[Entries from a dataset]
━━━━━━━━

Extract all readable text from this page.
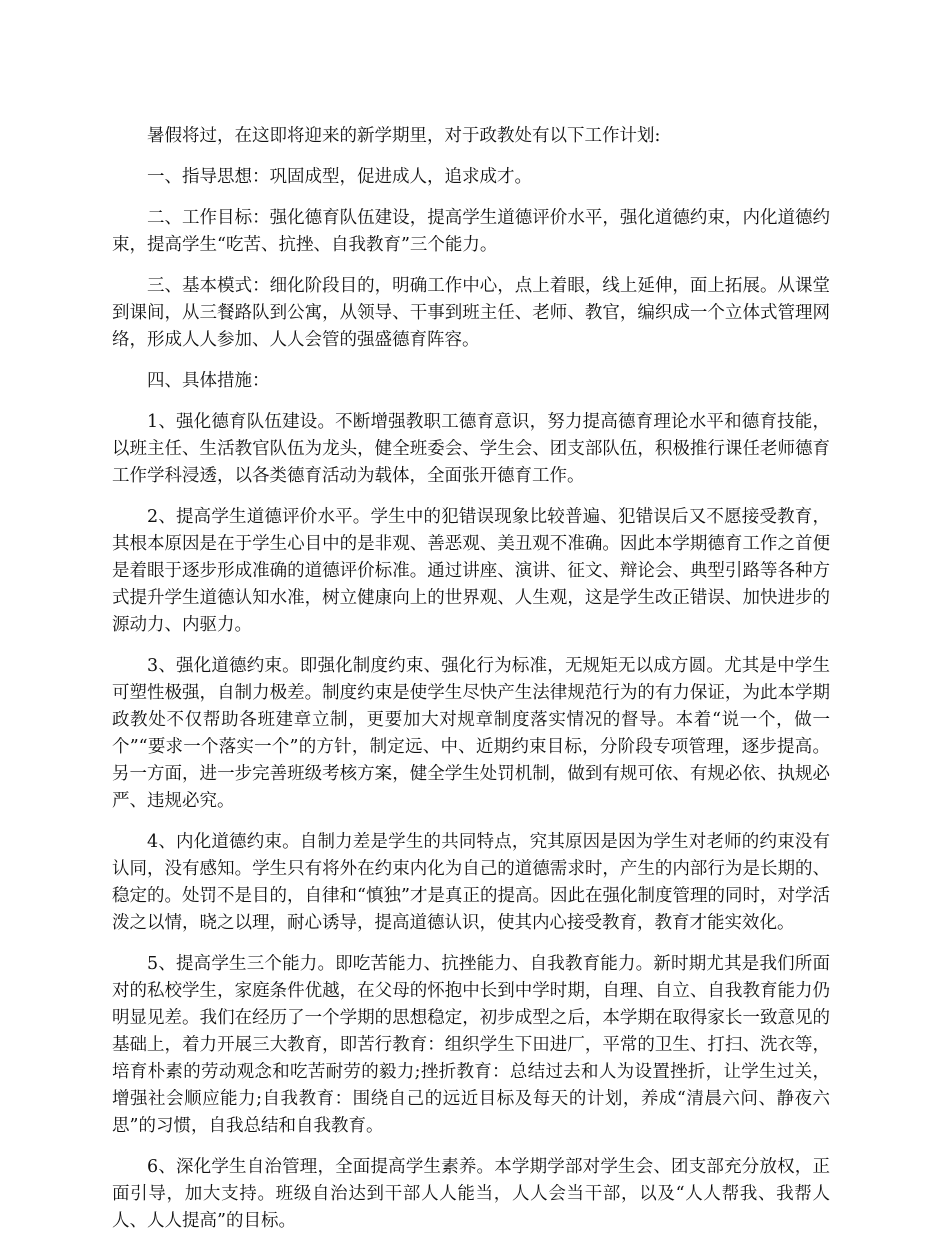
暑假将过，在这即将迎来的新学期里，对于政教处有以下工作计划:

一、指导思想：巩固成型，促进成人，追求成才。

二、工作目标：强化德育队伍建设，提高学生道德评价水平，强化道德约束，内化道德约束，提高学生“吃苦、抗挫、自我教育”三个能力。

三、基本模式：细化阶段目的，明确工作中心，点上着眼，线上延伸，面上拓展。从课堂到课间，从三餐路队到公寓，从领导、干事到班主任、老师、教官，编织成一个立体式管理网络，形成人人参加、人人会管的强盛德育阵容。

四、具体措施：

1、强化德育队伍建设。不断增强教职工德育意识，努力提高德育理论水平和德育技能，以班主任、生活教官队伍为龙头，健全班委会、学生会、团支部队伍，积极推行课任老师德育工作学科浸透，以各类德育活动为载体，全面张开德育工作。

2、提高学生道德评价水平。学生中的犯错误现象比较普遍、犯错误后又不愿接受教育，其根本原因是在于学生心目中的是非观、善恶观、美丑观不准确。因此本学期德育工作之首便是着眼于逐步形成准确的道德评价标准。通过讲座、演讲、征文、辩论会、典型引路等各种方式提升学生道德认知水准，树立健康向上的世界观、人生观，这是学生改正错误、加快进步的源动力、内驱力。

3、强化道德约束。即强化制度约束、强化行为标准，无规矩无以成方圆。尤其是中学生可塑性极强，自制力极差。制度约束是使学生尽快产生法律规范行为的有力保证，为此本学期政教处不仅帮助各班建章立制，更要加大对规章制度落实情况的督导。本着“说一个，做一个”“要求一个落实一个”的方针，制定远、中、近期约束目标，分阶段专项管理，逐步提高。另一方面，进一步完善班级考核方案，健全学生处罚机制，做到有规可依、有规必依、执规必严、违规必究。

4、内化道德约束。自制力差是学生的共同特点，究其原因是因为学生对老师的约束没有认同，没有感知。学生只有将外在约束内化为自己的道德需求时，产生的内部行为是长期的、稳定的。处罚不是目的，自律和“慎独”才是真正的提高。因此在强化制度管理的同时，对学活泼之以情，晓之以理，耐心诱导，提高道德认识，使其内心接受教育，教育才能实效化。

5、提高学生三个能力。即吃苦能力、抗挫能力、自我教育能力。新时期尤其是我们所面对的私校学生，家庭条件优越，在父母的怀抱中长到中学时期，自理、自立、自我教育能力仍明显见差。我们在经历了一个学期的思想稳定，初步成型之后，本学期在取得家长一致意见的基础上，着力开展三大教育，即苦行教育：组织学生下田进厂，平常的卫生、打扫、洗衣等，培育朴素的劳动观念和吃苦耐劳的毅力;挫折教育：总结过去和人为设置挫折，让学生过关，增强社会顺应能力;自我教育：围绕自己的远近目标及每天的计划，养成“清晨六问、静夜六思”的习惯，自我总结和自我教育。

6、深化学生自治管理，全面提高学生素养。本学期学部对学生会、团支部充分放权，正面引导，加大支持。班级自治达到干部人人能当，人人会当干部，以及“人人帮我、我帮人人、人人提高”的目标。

━━━━━━━━

**WHAT IS BEING ASKED**
Without the pictures, print the whole listing exactly as given.

**ANSWER TO THE EXERCISE**
Extract all readable text from this page.
暑假将过，在这即将迎来的新学期里，对于政教处有以下工作计划:

一、指导思想：巩固成型，促进成人，追求成才。

二、工作目标：强化德育队伍建设，提高学生道德评价水平，强化道德约束，内化道德约束，提高学生“吃苦、抗挫、自我教育”三个能力。

三、基本模式：细化阶段目的，明确工作中心，点上着眼，线上延伸，面上拓展。从课堂到课间，从三餐路队到公寓，从领导、干事到班主任、老师、教官，编织成一个立体式管理网络，形成人人参加、人人会管的强盛德育阵容。

四、具体措施：

1、强化德育队伍建设。不断增强教职工德育意识，努力提高德育理论水平和德育技能，以班主任、生活教官队伍为龙头，健全班委会、学生会、团支部队伍，积极推行课任老师德育工作学科浸透，以各类德育活动为载体，全面张开德育工作。

2、提高学生道德评价水平。学生中的犯错误现象比较普遍、犯错误后又不愿接受教育，其根本原因是在于学生心目中的是非观、善恶观、美丑观不准确。因此本学期德育工作之首便是着眼于逐步形成准确的道德评价标准。通过讲座、演讲、征文、辩论会、典型引路等各种方式提升学生道德认知水准，树立健康向上的世界观、人生观，这是学生改正错误、加快进步的源动力、内驱力。

3、强化道德约束。即强化制度约束、强化行为标准，无规矩无以成方圆。尤其是中学生可塑性极强，自制力极差。制度约束是使学生尽快产生法律规范行为的有力保证，为此本学期政教处不仅帮助各班建章立制，更要加大对规章制度落实情况的督导。本着“说一个，做一个”“要求一个落实一个”的方针，制定远、中、近期约束目标，分阶段专项管理，逐步提高。另一方面，进一步完善班级考核方案，健全学生处罚机制，做到有规可依、有规必依、执规必严、违规必究。

4、内化道德约束。自制力差是学生的共同特点，究其原因是因为学生对老师的约束没有认同，没有感知。学生只有将外在约束内化为自己的道德需求时，产生的内部行为是长期的、稳定的。处罚不是目的，自律和“慎独”才是真正的提高。因此在强化制度管理的同时，对学活泼之以情，晓之以理，耐心诱导，提高道德认识，使其内心接受教育，教育才能实效化。

5、提高学生三个能力。即吃苦能力、抗挫能力、自我教育能力。新时期尤其是我们所面对的私校学生，家庭条件优越，在父母的怀抱中长到中学时期，自理、自立、自我教育能力仍明显见差。我们在经历了一个学期的思想稳定，初步成型之后，本学期在取得家长一致意见的基础上，着力开展三大教育，即苦行教育：组织学生下田进厂，平常的卫生、打扫、洗衣等，培育朴素的劳动观念和吃苦耐劳的毅力;挫折教育：总结过去和人为设置挫折，让学生过关，增强社会顺应能力;自我教育：围绕自己的远近目标及每天的计划，养成“清晨六问、静夜六思”的习惯，自我总结和自我教育。

6、深化学生自治管理，全面提高学生素养。本学期学部对学生会、团支部充分放权，正面引导，加大支持。班级自治达到干部人人能当，人人会当干部，以及“人人帮我、我帮人人、人人提高”的目标。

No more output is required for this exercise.